### INPUT DATA
┌──

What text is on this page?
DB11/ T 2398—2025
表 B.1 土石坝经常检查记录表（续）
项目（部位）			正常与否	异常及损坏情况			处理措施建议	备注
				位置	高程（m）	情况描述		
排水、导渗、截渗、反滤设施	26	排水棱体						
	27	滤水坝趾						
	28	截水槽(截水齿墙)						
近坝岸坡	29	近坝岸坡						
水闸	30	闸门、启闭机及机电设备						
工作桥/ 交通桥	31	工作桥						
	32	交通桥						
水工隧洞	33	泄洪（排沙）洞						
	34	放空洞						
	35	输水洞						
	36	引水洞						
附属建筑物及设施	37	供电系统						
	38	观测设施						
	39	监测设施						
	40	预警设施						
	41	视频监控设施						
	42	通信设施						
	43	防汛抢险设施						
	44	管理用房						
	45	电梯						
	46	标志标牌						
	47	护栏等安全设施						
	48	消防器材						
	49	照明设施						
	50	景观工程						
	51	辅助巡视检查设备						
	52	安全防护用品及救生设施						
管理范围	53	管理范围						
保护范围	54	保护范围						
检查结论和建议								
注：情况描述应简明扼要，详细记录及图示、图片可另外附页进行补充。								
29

└──

### EXERCISE GOAL
Your task is to return the full listing exactly as it was given.

### WORKED ANSWER
What text is on this page?
DB11/ T 2398—2025
表 B.1 土石坝经常检查记录表（续）
项目（部位）			正常与否	异常及损坏情况			处理措施建议	备注
				位置	高程（m）	情况描述		
排水、导渗、截渗、反滤设施	26	排水棱体						
	27	滤水坝趾						
	28	截水槽(截水齿墙)						
近坝岸坡	29	近坝岸坡						
水闸	30	闸门、启闭机及机电设备						
工作桥/ 交通桥	31	工作桥						
	32	交通桥						
水工隧洞	33	泄洪（排沙）洞						
	34	放空洞						
	35	输水洞						
	36	引水洞						
附属建筑物及设施	37	供电系统						
	38	观测设施						
	39	监测设施						
	40	预警设施						
	41	视频监控设施						
	42	通信设施						
	43	防汛抢险设施						
	44	管理用房						
	45	电梯						
	46	标志标牌						
	47	护栏等安全设施						
	48	消防器材						
	49	照明设施						
	50	景观工程						
	51	辅助巡视检查设备						
	52	安全防护用品及救生设施						
管理范围	53	管理范围						
保护范围	54	保护范围						
检查结论和建议								
注：情况描述应简明扼要，详细记录及图示、图片可另外附页进行补充。								
29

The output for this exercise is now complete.